Leave out any pictures and transcribe all other data below exactly.
— start Working data —
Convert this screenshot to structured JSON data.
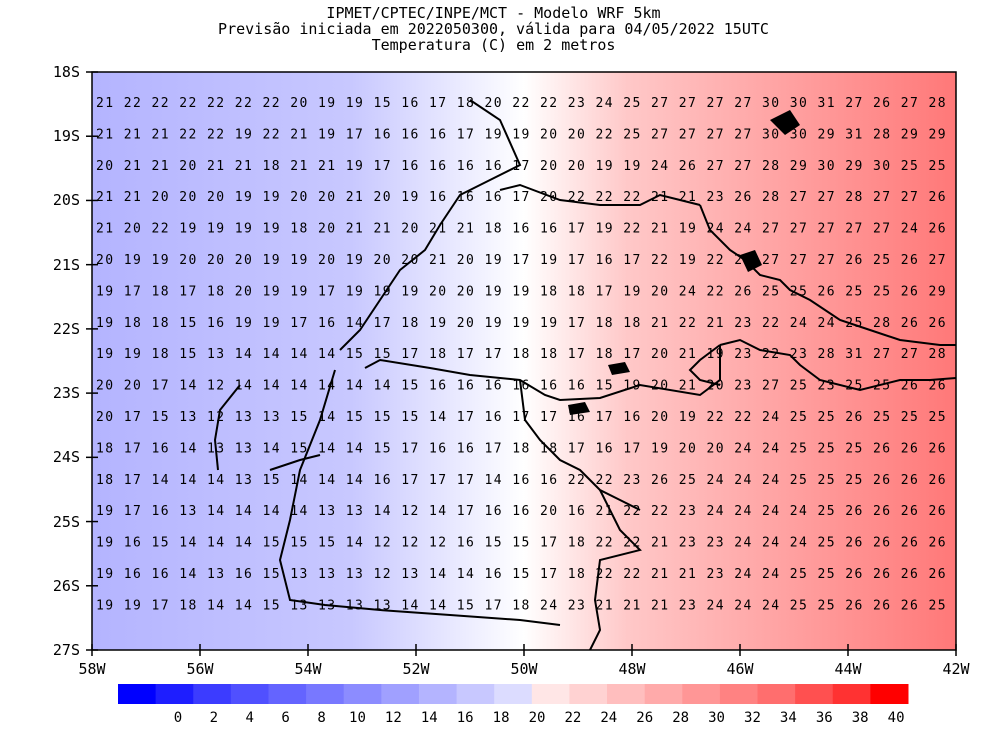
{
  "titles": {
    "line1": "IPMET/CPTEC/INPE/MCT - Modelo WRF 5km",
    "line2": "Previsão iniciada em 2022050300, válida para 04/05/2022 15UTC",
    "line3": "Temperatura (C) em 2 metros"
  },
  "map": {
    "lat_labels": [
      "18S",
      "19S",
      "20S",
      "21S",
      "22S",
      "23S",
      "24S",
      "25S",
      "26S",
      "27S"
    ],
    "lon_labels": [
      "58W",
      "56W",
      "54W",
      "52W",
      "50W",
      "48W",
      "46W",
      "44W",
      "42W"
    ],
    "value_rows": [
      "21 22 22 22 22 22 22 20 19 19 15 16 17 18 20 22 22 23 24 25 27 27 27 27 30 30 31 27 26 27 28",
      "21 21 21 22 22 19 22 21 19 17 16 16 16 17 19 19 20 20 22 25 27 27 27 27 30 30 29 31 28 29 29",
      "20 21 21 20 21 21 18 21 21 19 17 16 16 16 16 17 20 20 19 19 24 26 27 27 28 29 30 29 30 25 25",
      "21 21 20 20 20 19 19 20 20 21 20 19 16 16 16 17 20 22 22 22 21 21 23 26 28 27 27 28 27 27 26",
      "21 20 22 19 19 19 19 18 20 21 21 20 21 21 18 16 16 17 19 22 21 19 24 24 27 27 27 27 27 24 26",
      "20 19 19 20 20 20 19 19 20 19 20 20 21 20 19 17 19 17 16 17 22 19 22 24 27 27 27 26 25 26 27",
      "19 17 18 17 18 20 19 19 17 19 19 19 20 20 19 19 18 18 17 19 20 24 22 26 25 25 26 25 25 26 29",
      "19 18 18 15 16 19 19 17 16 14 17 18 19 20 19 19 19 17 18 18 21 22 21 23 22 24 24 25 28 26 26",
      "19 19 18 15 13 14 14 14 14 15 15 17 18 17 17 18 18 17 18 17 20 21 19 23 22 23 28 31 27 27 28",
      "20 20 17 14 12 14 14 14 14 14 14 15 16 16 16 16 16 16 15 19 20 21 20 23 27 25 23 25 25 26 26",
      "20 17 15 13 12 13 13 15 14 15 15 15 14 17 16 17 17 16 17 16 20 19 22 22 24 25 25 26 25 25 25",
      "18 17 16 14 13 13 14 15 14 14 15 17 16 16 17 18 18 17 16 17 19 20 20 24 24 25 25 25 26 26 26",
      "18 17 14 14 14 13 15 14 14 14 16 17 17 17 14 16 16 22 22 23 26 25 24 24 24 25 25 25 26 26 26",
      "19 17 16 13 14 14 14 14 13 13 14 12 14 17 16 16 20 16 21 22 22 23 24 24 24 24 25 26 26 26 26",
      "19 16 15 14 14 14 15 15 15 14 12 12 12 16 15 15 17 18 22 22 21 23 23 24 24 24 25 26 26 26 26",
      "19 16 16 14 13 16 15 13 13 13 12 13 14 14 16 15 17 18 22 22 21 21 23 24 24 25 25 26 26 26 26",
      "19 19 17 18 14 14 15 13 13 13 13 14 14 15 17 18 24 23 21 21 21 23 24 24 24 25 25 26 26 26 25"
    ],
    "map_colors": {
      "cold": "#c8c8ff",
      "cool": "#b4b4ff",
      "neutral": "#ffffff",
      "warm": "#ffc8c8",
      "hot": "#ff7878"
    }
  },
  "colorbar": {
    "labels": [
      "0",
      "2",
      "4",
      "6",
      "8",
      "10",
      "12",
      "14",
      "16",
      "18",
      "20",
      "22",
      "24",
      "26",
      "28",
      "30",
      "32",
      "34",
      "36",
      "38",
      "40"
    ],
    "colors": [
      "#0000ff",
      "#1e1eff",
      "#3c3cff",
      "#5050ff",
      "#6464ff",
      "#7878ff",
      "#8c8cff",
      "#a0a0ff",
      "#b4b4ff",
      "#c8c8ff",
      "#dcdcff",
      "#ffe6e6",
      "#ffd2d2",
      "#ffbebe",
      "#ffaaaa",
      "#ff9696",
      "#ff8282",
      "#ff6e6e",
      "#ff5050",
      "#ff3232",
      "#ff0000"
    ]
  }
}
— end Working data —
### Final result
Convert this screenshot to structured JSON data.
{
  "titles": {
    "line1": "IPMET/CPTEC/INPE/MCT - Modelo WRF 5km",
    "line2": "Previsão iniciada em 2022050300, válida para 04/05/2022 15UTC",
    "line3": "Temperatura (C) em 2 metros"
  },
  "map": {
    "lat_labels": [
      "18S",
      "19S",
      "20S",
      "21S",
      "22S",
      "23S",
      "24S",
      "25S",
      "26S",
      "27S"
    ],
    "lon_labels": [
      "58W",
      "56W",
      "54W",
      "52W",
      "50W",
      "48W",
      "46W",
      "44W",
      "42W"
    ],
    "value_rows": [
      "21 22 22 22 22 22 22 20 19 19 15 16 17 18 20 22 22 23 24 25 27 27 27 27 30 30 31 27 26 27 28",
      "21 21 21 22 22 19 22 21 19 17 16 16 16 17 19 19 20 20 22 25 27 27 27 27 30 30 29 31 28 29 29",
      "20 21 21 20 21 21 18 21 21 19 17 16 16 16 16 17 20 20 19 19 24 26 27 27 28 29 30 29 30 25 25",
      "21 21 20 20 20 19 19 20 20 21 20 19 16 16 16 17 20 22 22 22 21 21 23 26 28 27 27 28 27 27 26",
      "21 20 22 19 19 19 19 18 20 21 21 20 21 21 18 16 16 17 19 22 21 19 24 24 27 27 27 27 27 24 26",
      "20 19 19 20 20 20 19 19 20 19 20 20 21 20 19 17 19 17 16 17 22 19 22 24 27 27 27 26 25 26 27",
      "19 17 18 17 18 20 19 19 17 19 19 19 20 20 19 19 18 18 17 19 20 24 22 26 25 25 26 25 25 26 29",
      "19 18 18 15 16 19 19 17 16 14 17 18 19 20 19 19 19 17 18 18 21 22 21 23 22 24 24 25 28 26 26",
      "19 19 18 15 13 14 14 14 14 15 15 17 18 17 17 18 18 17 18 17 20 21 19 23 22 23 28 31 27 27 28",
      "20 20 17 14 12 14 14 14 14 14 14 15 16 16 16 16 16 16 15 19 20 21 20 23 27 25 23 25 25 26 26",
      "20 17 15 13 12 13 13 15 14 15 15 15 14 17 16 17 17 16 17 16 20 19 22 22 24 25 25 26 25 25 25",
      "18 17 16 14 13 13 14 15 14 14 15 17 16 16 17 18 18 17 16 17 19 20 20 24 24 25 25 25 26 26 26",
      "18 17 14 14 14 13 15 14 14 14 16 17 17 17 14 16 16 22 22 23 26 25 24 24 24 25 25 25 26 26 26",
      "19 17 16 13 14 14 14 14 13 13 14 12 14 17 16 16 20 16 21 22 22 23 24 24 24 24 25 26 26 26 26",
      "19 16 15 14 14 14 15 15 15 14 12 12 12 16 15 15 17 18 22 22 21 23 23 24 24 24 25 26 26 26 26",
      "19 16 16 14 13 16 15 13 13 13 12 13 14 14 16 15 17 18 22 22 21 21 23 24 24 25 25 26 26 26 26",
      "19 19 17 18 14 14 15 13 13 13 13 14 14 15 17 18 24 23 21 21 21 23 24 24 24 25 25 26 26 26 25"
    ],
    "map_colors": {
      "cold": "#c8c8ff",
      "cool": "#b4b4ff",
      "neutral": "#ffffff",
      "warm": "#ffc8c8",
      "hot": "#ff7878"
    }
  },
  "colorbar": {
    "labels": [
      "0",
      "2",
      "4",
      "6",
      "8",
      "10",
      "12",
      "14",
      "16",
      "18",
      "20",
      "22",
      "24",
      "26",
      "28",
      "30",
      "32",
      "34",
      "36",
      "38",
      "40"
    ],
    "colors": [
      "#0000ff",
      "#1e1eff",
      "#3c3cff",
      "#5050ff",
      "#6464ff",
      "#7878ff",
      "#8c8cff",
      "#a0a0ff",
      "#b4b4ff",
      "#c8c8ff",
      "#dcdcff",
      "#ffe6e6",
      "#ffd2d2",
      "#ffbebe",
      "#ffaaaa",
      "#ff9696",
      "#ff8282",
      "#ff6e6e",
      "#ff5050",
      "#ff3232",
      "#ff0000"
    ]
  }
}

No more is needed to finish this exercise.